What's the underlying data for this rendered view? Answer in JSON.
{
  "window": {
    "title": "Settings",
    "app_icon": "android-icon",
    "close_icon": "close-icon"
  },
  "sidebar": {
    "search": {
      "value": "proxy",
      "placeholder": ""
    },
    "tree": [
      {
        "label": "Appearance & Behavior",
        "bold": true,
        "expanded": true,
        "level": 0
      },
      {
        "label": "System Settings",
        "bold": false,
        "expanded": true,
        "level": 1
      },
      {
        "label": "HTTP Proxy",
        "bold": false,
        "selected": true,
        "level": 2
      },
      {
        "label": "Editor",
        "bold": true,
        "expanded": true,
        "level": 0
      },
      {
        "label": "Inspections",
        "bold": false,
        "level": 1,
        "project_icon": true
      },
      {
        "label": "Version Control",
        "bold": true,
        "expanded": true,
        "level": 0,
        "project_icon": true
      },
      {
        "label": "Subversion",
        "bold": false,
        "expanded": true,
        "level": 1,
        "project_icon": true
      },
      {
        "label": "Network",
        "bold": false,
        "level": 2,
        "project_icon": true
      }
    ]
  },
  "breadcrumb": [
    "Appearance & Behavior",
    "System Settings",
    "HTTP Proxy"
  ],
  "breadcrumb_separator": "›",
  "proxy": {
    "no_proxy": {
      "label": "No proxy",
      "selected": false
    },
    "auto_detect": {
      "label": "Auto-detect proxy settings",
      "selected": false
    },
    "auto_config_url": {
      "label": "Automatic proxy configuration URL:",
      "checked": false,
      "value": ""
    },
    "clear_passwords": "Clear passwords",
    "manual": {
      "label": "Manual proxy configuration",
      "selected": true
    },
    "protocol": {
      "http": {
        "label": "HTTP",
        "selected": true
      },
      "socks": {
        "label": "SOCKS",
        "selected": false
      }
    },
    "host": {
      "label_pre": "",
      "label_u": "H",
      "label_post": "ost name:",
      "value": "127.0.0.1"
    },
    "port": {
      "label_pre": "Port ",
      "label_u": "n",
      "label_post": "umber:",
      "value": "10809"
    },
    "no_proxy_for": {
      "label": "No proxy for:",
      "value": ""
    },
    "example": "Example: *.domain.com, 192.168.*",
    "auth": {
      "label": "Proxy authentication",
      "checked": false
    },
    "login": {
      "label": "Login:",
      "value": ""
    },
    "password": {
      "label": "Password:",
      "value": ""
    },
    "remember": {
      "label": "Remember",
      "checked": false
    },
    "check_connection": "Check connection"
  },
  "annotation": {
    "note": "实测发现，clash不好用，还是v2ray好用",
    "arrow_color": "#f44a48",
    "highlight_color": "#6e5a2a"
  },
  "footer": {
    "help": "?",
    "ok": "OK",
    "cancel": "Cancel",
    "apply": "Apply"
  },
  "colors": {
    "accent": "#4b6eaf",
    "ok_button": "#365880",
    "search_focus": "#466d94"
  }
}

**Exercise goal**: Tally up the lines of the listing containing the word "selected". Give only the total.

**Solution for this task**: 6